Source data |
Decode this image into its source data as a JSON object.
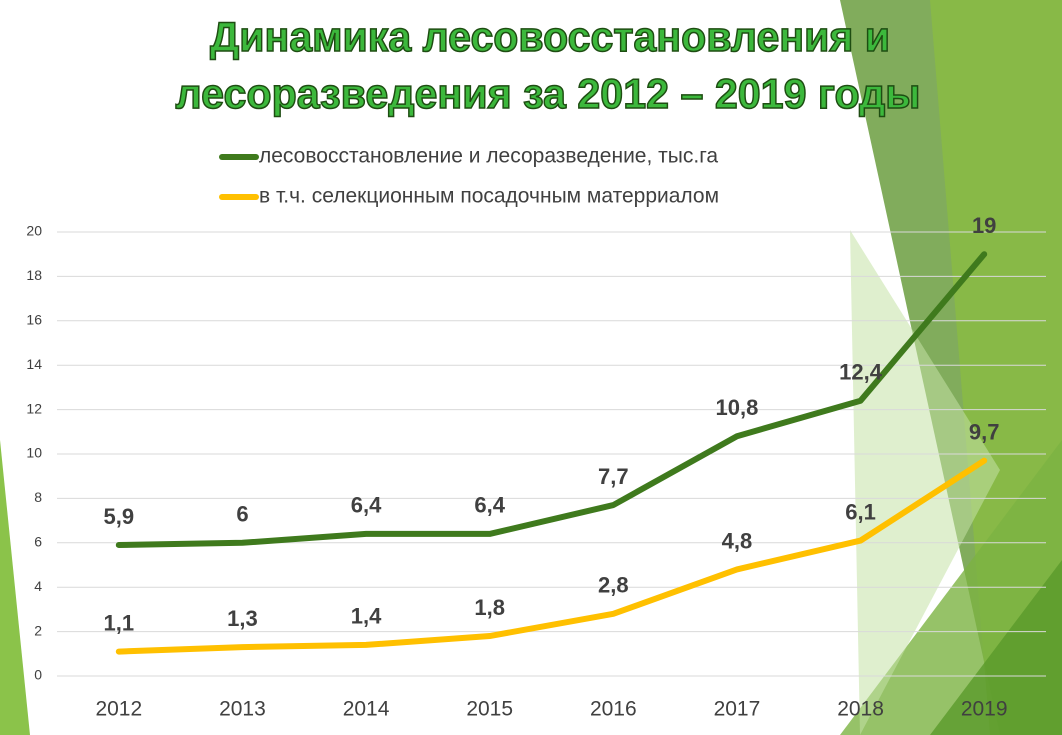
{
  "chart_data": {
    "type": "line",
    "title": [
      "Динамика лесовосстановления и",
      "лесоразведения за 2012 – 2019 годы"
    ],
    "categories": [
      "2012",
      "2013",
      "2014",
      "2015",
      "2016",
      "2017",
      "2018",
      "2019"
    ],
    "series": [
      {
        "name": "лесовосстановление и лесоразведение, тыс.га",
        "color": "#3f7a1d",
        "values": [
          5.9,
          6,
          6.4,
          6.4,
          7.7,
          10.8,
          12.4,
          19
        ],
        "value_labels": [
          "5,9",
          "6",
          "6,4",
          "6,4",
          "7,7",
          "10,8",
          "12,4",
          "19"
        ]
      },
      {
        "name": "в т.ч. селекционным посадочным матерриалом",
        "color": "#ffc000",
        "values": [
          1.1,
          1.3,
          1.4,
          1.8,
          2.8,
          4.8,
          6.1,
          9.7
        ],
        "value_labels": [
          "1,1",
          "1,3",
          "1,4",
          "1,8",
          "2,8",
          "4,8",
          "6,1",
          "9,7"
        ]
      }
    ],
    "ylim": [
      0,
      20
    ],
    "yticks": [
      0,
      2,
      4,
      6,
      8,
      10,
      12,
      14,
      16,
      18,
      20
    ],
    "grid": true
  }
}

Given instruction |
In the copy, include no pictures; restate the listing above exactly.

Correct result |
Decode this image into its source data as a JSON object.
{
  "chart_data": {
    "type": "line",
    "title": [
      "Динамика лесовосстановления и",
      "лесоразведения за 2012 – 2019 годы"
    ],
    "categories": [
      "2012",
      "2013",
      "2014",
      "2015",
      "2016",
      "2017",
      "2018",
      "2019"
    ],
    "series": [
      {
        "name": "лесовосстановление и лесоразведение, тыс.га",
        "color": "#3f7a1d",
        "values": [
          5.9,
          6,
          6.4,
          6.4,
          7.7,
          10.8,
          12.4,
          19
        ],
        "value_labels": [
          "5,9",
          "6",
          "6,4",
          "6,4",
          "7,7",
          "10,8",
          "12,4",
          "19"
        ]
      },
      {
        "name": "в т.ч. селекционным посадочным матерриалом",
        "color": "#ffc000",
        "values": [
          1.1,
          1.3,
          1.4,
          1.8,
          2.8,
          4.8,
          6.1,
          9.7
        ],
        "value_labels": [
          "1,1",
          "1,3",
          "1,4",
          "1,8",
          "2,8",
          "4,8",
          "6,1",
          "9,7"
        ]
      }
    ],
    "ylim": [
      0,
      20
    ],
    "yticks": [
      0,
      2,
      4,
      6,
      8,
      10,
      12,
      14,
      16,
      18,
      20
    ],
    "grid": true
  }
}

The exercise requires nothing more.